■ **Directions for this task**: Transcribe all of the material exactly. Any picture in it should be left out.

+++++

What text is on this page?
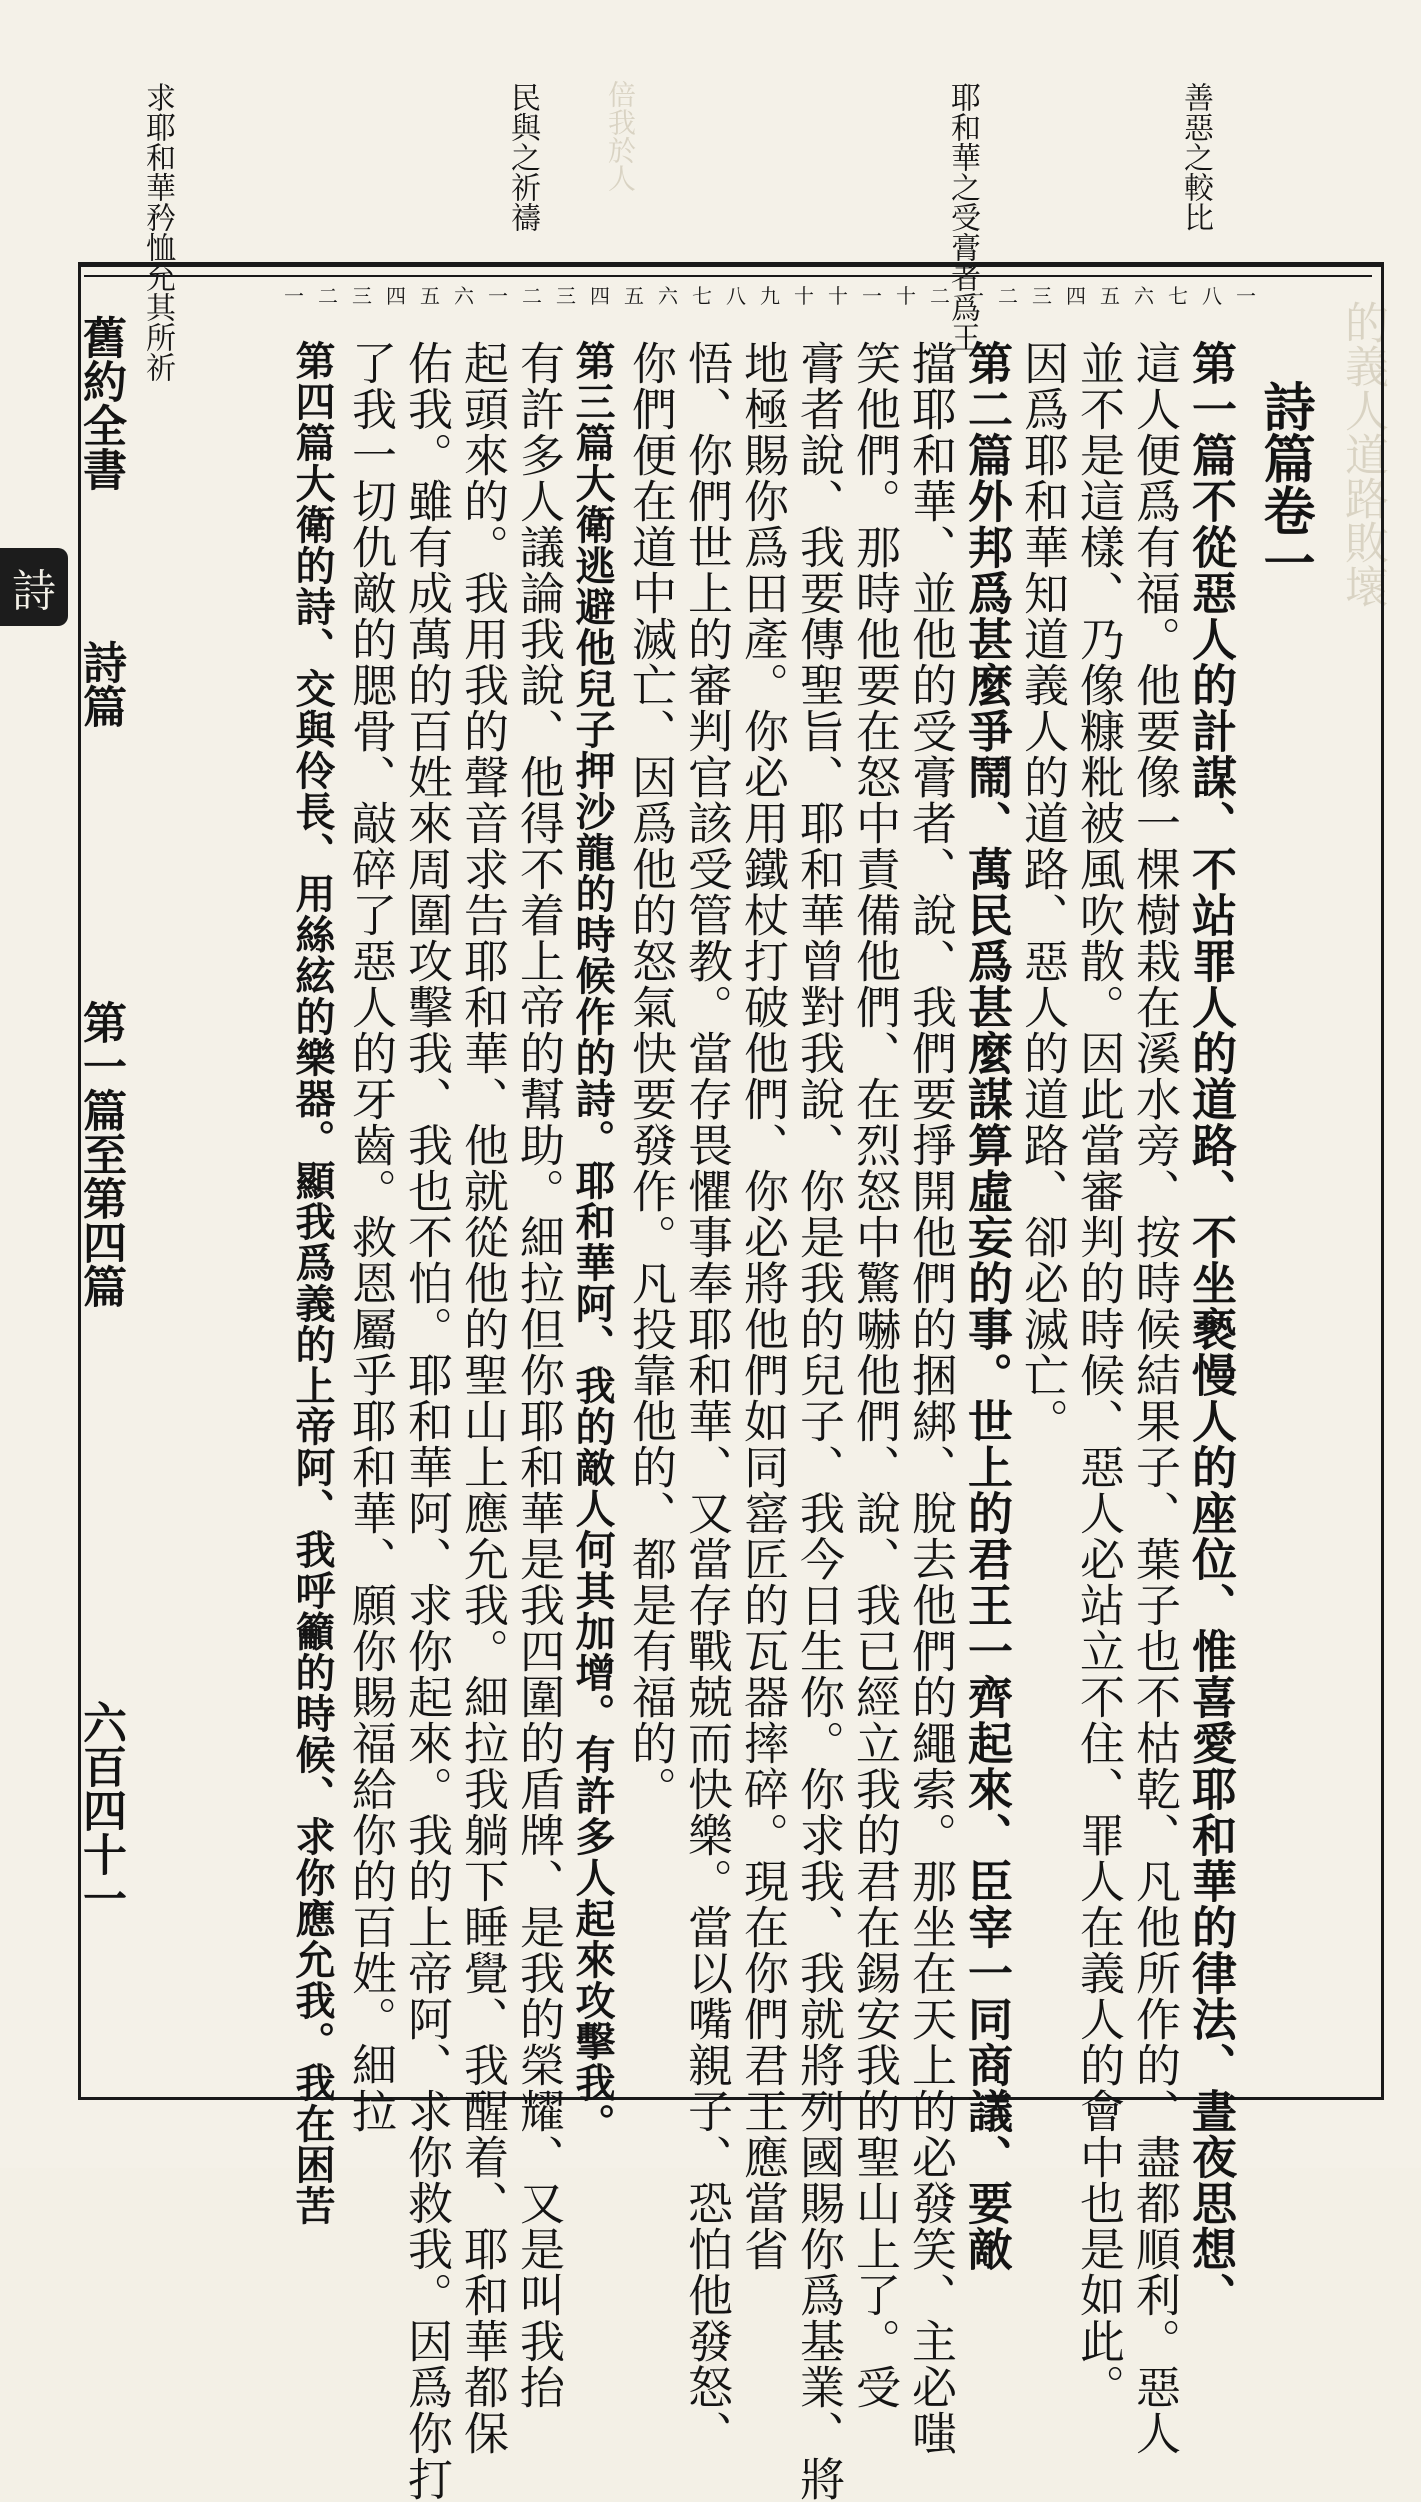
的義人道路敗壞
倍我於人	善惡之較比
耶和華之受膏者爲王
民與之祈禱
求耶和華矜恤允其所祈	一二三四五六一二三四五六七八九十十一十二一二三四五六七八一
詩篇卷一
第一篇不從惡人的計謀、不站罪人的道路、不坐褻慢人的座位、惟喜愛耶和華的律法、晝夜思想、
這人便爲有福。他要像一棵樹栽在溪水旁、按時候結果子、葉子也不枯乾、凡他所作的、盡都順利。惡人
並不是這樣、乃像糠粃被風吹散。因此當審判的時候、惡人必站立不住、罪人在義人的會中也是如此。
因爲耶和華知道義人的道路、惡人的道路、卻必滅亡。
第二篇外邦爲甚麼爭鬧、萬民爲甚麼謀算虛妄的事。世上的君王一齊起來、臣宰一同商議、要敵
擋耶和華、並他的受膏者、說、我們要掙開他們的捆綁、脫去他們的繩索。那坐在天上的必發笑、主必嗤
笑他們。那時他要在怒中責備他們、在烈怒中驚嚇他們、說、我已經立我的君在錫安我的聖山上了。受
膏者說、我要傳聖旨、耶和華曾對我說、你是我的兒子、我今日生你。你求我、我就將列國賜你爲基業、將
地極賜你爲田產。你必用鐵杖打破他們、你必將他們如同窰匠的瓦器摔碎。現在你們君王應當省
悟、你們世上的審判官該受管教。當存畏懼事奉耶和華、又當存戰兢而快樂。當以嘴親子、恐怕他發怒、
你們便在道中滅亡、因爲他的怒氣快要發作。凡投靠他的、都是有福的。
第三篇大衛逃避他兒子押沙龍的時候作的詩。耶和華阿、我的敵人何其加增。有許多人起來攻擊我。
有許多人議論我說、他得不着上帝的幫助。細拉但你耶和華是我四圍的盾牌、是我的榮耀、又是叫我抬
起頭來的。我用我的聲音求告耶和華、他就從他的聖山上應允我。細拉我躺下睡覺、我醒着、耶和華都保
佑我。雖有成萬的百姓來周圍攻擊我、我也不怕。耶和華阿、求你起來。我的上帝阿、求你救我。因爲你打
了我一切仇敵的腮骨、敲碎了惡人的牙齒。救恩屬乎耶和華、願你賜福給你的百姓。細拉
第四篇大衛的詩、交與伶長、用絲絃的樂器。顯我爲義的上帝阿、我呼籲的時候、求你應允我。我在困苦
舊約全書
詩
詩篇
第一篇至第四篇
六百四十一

+++++

■ **Result of the task**:
What text is on this page?
的義人道路敗壞
倍我於人	善惡之較比
耶和華之受膏者爲王
民與之祈禱
求耶和華矜恤允其所祈	一二三四五六一二三四五六七八九十十一十二一二三四五六七八一
詩篇卷一
第一篇不從惡人的計謀、不站罪人的道路、不坐褻慢人的座位、惟喜愛耶和華的律法、晝夜思想、
這人便爲有福。他要像一棵樹栽在溪水旁、按時候結果子、葉子也不枯乾、凡他所作的、盡都順利。惡人
並不是這樣、乃像糠粃被風吹散。因此當審判的時候、惡人必站立不住、罪人在義人的會中也是如此。
因爲耶和華知道義人的道路、惡人的道路、卻必滅亡。
第二篇外邦爲甚麼爭鬧、萬民爲甚麼謀算虛妄的事。世上的君王一齊起來、臣宰一同商議、要敵
擋耶和華、並他的受膏者、說、我們要掙開他們的捆綁、脫去他們的繩索。那坐在天上的必發笑、主必嗤
笑他們。那時他要在怒中責備他們、在烈怒中驚嚇他們、說、我已經立我的君在錫安我的聖山上了。受
膏者說、我要傳聖旨、耶和華曾對我說、你是我的兒子、我今日生你。你求我、我就將列國賜你爲基業、將
地極賜你爲田產。你必用鐵杖打破他們、你必將他們如同窰匠的瓦器摔碎。現在你們君王應當省
悟、你們世上的審判官該受管教。當存畏懼事奉耶和華、又當存戰兢而快樂。當以嘴親子、恐怕他發怒、
你們便在道中滅亡、因爲他的怒氣快要發作。凡投靠他的、都是有福的。
第三篇大衛逃避他兒子押沙龍的時候作的詩。耶和華阿、我的敵人何其加增。有許多人起來攻擊我。
有許多人議論我說、他得不着上帝的幫助。細拉但你耶和華是我四圍的盾牌、是我的榮耀、又是叫我抬
起頭來的。我用我的聲音求告耶和華、他就從他的聖山上應允我。細拉我躺下睡覺、我醒着、耶和華都保
佑我。雖有成萬的百姓來周圍攻擊我、我也不怕。耶和華阿、求你起來。我的上帝阿、求你救我。因爲你打
了我一切仇敵的腮骨、敲碎了惡人的牙齒。救恩屬乎耶和華、願你賜福給你的百姓。細拉
第四篇大衛的詩、交與伶長、用絲絃的樂器。顯我爲義的上帝阿、我呼籲的時候、求你應允我。我在困苦
舊約全書
詩
詩篇
第一篇至第四篇
六百四十一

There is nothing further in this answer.